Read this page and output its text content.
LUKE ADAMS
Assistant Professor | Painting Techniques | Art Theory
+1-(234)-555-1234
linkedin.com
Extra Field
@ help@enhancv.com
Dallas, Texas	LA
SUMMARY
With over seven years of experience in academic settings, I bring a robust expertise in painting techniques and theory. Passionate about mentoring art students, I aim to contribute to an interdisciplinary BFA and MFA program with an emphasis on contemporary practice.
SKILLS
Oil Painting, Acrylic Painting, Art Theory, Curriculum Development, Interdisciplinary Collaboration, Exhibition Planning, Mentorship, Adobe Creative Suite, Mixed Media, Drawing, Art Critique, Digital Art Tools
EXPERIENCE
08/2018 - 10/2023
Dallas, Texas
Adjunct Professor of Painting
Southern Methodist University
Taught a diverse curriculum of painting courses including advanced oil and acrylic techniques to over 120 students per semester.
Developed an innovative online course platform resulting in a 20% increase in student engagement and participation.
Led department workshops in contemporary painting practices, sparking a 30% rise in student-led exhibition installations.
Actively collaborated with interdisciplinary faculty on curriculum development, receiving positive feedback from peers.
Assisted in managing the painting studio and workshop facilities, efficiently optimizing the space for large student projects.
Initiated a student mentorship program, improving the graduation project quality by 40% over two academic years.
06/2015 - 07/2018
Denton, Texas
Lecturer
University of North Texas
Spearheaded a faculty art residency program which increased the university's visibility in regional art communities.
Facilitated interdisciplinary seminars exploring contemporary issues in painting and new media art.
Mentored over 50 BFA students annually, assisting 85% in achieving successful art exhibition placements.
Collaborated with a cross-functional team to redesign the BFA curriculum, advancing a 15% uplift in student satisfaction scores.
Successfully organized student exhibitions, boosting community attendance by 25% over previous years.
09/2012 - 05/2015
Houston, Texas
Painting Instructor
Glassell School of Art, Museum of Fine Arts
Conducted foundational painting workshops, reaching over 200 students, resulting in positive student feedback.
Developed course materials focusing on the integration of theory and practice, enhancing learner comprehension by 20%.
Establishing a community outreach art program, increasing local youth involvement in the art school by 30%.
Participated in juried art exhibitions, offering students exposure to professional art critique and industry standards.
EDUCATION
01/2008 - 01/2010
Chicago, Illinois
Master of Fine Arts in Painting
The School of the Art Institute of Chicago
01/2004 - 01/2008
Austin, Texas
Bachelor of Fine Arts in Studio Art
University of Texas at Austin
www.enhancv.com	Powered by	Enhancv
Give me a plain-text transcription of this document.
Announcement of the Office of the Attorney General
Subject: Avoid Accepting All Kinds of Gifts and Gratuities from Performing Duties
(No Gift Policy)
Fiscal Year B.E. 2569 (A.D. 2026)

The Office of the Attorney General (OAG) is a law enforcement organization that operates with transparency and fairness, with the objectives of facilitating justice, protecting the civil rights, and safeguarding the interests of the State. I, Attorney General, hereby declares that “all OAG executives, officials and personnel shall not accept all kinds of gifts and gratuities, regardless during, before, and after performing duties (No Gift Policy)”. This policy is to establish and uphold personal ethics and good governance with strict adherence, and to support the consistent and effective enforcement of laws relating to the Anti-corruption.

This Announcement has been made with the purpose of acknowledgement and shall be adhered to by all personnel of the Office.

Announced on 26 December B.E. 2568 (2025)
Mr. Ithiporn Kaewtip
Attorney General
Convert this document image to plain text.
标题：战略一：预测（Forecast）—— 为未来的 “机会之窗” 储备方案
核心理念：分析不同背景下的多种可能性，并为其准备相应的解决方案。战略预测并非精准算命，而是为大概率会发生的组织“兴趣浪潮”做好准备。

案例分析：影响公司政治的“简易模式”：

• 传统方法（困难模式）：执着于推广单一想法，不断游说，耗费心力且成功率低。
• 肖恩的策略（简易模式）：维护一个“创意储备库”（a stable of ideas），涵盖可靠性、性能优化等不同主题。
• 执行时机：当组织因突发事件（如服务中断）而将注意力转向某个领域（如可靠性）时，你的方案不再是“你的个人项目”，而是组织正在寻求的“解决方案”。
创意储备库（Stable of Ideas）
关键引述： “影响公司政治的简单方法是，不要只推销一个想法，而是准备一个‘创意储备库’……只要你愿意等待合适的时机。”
***
* REQUIREMENTS
Scan the material above. Copy each line that holds the word "Chicago".

* COMPLETED EXERCISE
Chicago, Illinois
The School of the Art Institute of Chicago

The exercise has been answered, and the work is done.